Reproduce each line of the material below word for word, with nothing added, dropped or altered.

■ ■ ■ ■ ■

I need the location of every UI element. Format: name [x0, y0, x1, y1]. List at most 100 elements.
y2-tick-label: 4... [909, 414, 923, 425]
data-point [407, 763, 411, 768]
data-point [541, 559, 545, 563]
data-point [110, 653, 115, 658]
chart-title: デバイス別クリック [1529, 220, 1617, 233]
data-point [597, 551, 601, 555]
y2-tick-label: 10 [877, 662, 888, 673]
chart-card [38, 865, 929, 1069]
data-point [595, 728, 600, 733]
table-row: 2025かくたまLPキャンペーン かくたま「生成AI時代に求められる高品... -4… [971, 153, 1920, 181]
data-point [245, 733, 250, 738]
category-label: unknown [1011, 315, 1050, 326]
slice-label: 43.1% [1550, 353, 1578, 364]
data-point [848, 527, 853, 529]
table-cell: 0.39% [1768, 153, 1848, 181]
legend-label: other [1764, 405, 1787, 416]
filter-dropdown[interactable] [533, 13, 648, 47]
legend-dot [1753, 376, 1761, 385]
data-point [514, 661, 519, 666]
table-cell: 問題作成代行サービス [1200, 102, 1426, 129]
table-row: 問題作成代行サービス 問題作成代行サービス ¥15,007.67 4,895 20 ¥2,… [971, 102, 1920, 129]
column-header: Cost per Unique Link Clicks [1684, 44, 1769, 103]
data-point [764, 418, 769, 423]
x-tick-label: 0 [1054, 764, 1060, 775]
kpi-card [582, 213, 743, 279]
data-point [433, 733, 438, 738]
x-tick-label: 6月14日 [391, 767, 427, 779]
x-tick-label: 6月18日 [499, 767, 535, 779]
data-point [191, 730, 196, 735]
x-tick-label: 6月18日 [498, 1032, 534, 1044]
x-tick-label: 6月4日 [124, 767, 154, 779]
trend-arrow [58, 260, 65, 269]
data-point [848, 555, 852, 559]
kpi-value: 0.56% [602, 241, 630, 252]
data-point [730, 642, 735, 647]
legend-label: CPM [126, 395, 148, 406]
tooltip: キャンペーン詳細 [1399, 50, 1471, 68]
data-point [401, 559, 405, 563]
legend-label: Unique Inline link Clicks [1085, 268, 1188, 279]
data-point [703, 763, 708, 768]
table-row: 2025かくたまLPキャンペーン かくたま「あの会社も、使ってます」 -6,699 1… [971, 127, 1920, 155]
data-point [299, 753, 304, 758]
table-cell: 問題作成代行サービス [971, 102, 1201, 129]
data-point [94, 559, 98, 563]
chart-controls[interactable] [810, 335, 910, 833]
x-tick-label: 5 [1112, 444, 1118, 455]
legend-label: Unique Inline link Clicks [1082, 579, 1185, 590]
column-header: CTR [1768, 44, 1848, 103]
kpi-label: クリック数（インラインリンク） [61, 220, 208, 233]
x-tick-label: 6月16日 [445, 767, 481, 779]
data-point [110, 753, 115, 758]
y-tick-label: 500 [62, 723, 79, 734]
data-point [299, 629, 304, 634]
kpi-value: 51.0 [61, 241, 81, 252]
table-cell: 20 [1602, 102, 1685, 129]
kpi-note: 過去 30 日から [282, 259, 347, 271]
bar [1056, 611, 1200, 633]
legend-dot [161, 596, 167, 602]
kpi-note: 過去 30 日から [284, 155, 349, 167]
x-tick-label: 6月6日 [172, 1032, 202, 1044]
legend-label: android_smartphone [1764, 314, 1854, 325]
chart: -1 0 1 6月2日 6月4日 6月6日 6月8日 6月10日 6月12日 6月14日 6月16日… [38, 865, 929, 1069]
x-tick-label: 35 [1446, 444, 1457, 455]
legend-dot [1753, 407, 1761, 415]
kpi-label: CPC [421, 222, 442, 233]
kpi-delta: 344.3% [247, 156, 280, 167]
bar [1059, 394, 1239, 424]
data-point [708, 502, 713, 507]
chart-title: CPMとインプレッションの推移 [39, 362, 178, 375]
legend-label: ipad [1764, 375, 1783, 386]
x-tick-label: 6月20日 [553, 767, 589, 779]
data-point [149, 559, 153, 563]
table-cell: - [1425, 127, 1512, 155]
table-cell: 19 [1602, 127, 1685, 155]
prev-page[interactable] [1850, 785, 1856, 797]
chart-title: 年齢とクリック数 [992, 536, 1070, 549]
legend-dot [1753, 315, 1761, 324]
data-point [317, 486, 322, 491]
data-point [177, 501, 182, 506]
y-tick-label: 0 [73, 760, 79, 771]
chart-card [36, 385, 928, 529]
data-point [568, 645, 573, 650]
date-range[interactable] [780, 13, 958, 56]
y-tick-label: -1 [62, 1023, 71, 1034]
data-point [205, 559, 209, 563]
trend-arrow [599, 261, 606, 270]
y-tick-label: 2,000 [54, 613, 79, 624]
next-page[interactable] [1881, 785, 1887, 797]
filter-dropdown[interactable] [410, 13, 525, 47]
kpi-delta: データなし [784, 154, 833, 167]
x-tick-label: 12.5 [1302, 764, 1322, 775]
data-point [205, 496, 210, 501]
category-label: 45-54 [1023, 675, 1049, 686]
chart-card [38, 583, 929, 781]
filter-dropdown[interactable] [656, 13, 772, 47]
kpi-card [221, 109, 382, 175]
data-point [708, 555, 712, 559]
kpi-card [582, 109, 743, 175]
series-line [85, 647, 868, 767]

■ ■ ■ ■ ■

- Reply
I need the location of every UI element. Format: name [x0, y0, x1, y1]. List at most 100 elements.
y2-tick-label: 4... [909, 414, 923, 425]
data-point [407, 763, 411, 768]
data-point [541, 559, 545, 563]
data-point [110, 653, 115, 658]
chart-title: デバイス別クリック [1529, 220, 1617, 233]
data-point [597, 551, 601, 555]
y2-tick-label: 10 [877, 662, 888, 673]
chart-card [38, 865, 929, 1069]
data-point [595, 728, 600, 733]
table-row: 2025かくたまLPキャンペーン かくたま「生成AI時代に求められる高品... -4… [971, 153, 1920, 181]
data-point [245, 733, 250, 738]
category-label: unknown [1011, 315, 1050, 326]
slice-label: 43.1% [1550, 353, 1578, 364]
data-point [848, 527, 853, 529]
table-cell: 0.39% [1768, 153, 1848, 181]
legend-label: other [1764, 405, 1787, 416]
filter-dropdown[interactable] [533, 13, 648, 47]
legend-dot [1753, 376, 1761, 385]
data-point [514, 661, 519, 666]
table-cell: 問題作成代行サービス [1200, 102, 1426, 129]
table-row: 問題作成代行サービス 問題作成代行サービス ¥15,007.67 4,895 20 ¥2,… [971, 102, 1920, 129]
column-header: Cost per Unique Link Clicks [1684, 44, 1769, 103]
data-point [764, 418, 769, 423]
x-tick-label: 0 [1054, 764, 1060, 775]
kpi-card [582, 213, 743, 279]
data-point [433, 733, 438, 738]
x-tick-label: 6月14日 [391, 767, 427, 779]
x-tick-label: 6月18日 [499, 767, 535, 779]
data-point [191, 730, 196, 735]
x-tick-label: 6月18日 [498, 1032, 534, 1044]
x-tick-label: 6月4日 [124, 767, 154, 779]
trend-arrow [58, 260, 65, 269]
data-point [848, 555, 852, 559]
kpi-value: 0.56% [602, 241, 630, 252]
data-point [730, 642, 735, 647]
legend-label: CPM [126, 395, 148, 406]
tooltip: キャンペーン詳細 [1399, 50, 1471, 68]
data-point [401, 559, 405, 563]
legend-label: Unique Inline link Clicks [1085, 268, 1188, 279]
data-point [703, 763, 708, 768]
table-row: 2025かくたまLPキャンペーン かくたま「あの会社も、使ってます」 -6,699 1… [971, 127, 1920, 155]
data-point [299, 753, 304, 758]
table-cell: 問題作成代行サービス [971, 102, 1201, 129]
data-point [94, 559, 98, 563]
chart-controls[interactable] [810, 335, 910, 833]
x-tick-label: 5 [1112, 444, 1118, 455]
legend-label: Unique Inline link Clicks [1082, 579, 1185, 590]
column-header: CTR [1768, 44, 1848, 103]
kpi-label: クリック数（インラインリンク） [61, 220, 208, 233]
x-tick-label: 6月16日 [445, 767, 481, 779]
data-point [110, 753, 115, 758]
y-tick-label: 500 [62, 723, 79, 734]
data-point [299, 629, 304, 634]
kpi-value: 51.0 [61, 241, 81, 252]
table-cell: 20 [1602, 102, 1685, 129]
kpi-note: 過去 30 日から [282, 259, 347, 271]
bar [1056, 611, 1200, 633]
legend-dot [161, 596, 167, 602]
kpi-note: 過去 30 日から [284, 155, 349, 167]
x-tick-label: 6月6日 [172, 1032, 202, 1044]
legend-label: android_smartphone [1764, 314, 1854, 325]
chart: -1 0 1 6月2日 6月4日 6月6日 6月8日 6月10日 6月12日 6月14日 6月16日… [38, 865, 929, 1069]
x-tick-label: 35 [1446, 444, 1457, 455]
legend-dot [1753, 407, 1761, 415]
kpi-label: CPC [421, 222, 442, 233]
kpi-delta: 344.3% [247, 156, 280, 167]
bar [1059, 394, 1239, 424]
data-point [708, 502, 713, 507]
chart-title: CPMとインプレッションの推移 [39, 362, 178, 375]
legend-label: ipad [1764, 375, 1783, 386]
x-tick-label: 6月20日 [553, 767, 589, 779]
data-point [149, 559, 153, 563]
table-cell: - [1425, 127, 1512, 155]
table-cell: 19 [1602, 127, 1685, 155]
prev-page[interactable] [1850, 785, 1856, 797]
chart-title: 年齢とクリック数 [992, 536, 1070, 549]
legend-dot [1753, 315, 1761, 324]
data-point [317, 486, 322, 491]
data-point [177, 501, 182, 506]
y-tick-label: 0 [73, 760, 79, 771]
chart-card [36, 385, 928, 529]
data-point [568, 645, 573, 650]
date-range[interactable] [780, 13, 958, 56]
y-tick-label: -1 [62, 1023, 71, 1034]
data-point [205, 559, 209, 563]
trend-arrow [599, 261, 606, 270]
y-tick-label: 2,000 [54, 613, 79, 624]
next-page[interactable] [1881, 785, 1887, 797]
filter-dropdown[interactable] [410, 13, 525, 47]
kpi-delta: データなし [784, 154, 833, 167]
x-tick-label: 12.5 [1302, 764, 1322, 775]
data-point [205, 496, 210, 501]
category-label: 45-54 [1023, 675, 1049, 686]
chart-card [38, 583, 929, 781]
filter-dropdown[interactable] [656, 13, 772, 47]
kpi-card [221, 109, 382, 175]
data-point [708, 555, 712, 559]
kpi-card [582, 109, 743, 175]
series-line [85, 647, 868, 767]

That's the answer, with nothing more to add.